[Stored entries]

>>>

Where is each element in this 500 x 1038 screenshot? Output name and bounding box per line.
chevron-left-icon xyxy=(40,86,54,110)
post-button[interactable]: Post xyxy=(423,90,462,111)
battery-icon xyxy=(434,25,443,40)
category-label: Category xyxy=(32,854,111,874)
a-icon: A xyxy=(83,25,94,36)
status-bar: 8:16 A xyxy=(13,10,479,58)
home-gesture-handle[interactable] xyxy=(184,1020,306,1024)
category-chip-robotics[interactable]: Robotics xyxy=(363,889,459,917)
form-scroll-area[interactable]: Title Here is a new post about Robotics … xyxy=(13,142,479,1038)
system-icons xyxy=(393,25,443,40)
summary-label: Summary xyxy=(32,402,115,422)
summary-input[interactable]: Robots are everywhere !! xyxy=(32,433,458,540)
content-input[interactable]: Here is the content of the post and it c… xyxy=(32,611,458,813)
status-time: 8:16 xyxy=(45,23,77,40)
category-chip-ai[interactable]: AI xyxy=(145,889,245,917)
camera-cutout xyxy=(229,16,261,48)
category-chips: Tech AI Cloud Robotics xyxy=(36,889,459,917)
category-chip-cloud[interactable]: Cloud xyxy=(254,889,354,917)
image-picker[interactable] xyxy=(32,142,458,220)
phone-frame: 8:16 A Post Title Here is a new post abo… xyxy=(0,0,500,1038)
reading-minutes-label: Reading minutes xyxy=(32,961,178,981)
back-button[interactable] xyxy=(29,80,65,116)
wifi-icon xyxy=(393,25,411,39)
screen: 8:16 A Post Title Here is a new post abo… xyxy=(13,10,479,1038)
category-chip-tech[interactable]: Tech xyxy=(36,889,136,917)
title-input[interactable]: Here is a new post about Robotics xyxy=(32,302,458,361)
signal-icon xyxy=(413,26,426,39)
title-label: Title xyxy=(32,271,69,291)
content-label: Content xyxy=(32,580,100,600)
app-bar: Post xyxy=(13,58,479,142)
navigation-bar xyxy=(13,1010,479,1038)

<<<

# Work to complete:
Output every line of the entries above as a numbered list, skipping any blank lines.

# The solution:
1. Where is each element in this 500 x 1038 screenshot? Output name and bounding box per line.
2. chevron-left-icon xyxy=(40,86,54,110)
3. post-button[interactable]: Post xyxy=(423,90,462,111)
4. battery-icon xyxy=(434,25,443,40)
5. category-label: Category xyxy=(32,854,111,874)
6. a-icon: A xyxy=(83,25,94,36)
7. status-bar: 8:16 A xyxy=(13,10,479,58)
8. home-gesture-handle[interactable] xyxy=(184,1020,306,1024)
9. category-chip-robotics[interactable]: Robotics xyxy=(363,889,459,917)
10. form-scroll-area[interactable]: Title Here is a new post about Robotics … xyxy=(13,142,479,1038)
11. system-icons xyxy=(393,25,443,40)
12. summary-label: Summary xyxy=(32,402,115,422)
13. summary-input[interactable]: Robots are everywhere !! xyxy=(32,433,458,540)
14. content-input[interactable]: Here is the content of the post and it c… xyxy=(32,611,458,813)
15. status-time: 8:16 xyxy=(45,23,77,40)
16. category-chip-ai[interactable]: AI xyxy=(145,889,245,917)
17. camera-cutout xyxy=(229,16,261,48)
18. category-chips: Tech AI Cloud Robotics xyxy=(36,889,459,917)
19. category-chip-cloud[interactable]: Cloud xyxy=(254,889,354,917)
20. image-picker[interactable] xyxy=(32,142,458,220)
21. phone-frame: 8:16 A Post Title Here is a new post abo… xyxy=(0,0,500,1038)
22. reading-minutes-label: Reading minutes xyxy=(32,961,178,981)
23. back-button[interactable] xyxy=(29,80,65,116)
24. wifi-icon xyxy=(393,25,411,39)
25. screen: 8:16 A Post Title Here is a new post abo… xyxy=(13,10,479,1038)
26. category-chip-tech[interactable]: Tech xyxy=(36,889,136,917)
27. title-input[interactable]: Here is a new post about Robotics xyxy=(32,302,458,361)
28. signal-icon xyxy=(413,26,426,39)
29. title-label: Title xyxy=(32,271,69,291)
30. content-label: Content xyxy=(32,580,100,600)
31. app-bar: Post xyxy=(13,58,479,142)
32. navigation-bar xyxy=(13,1010,479,1038)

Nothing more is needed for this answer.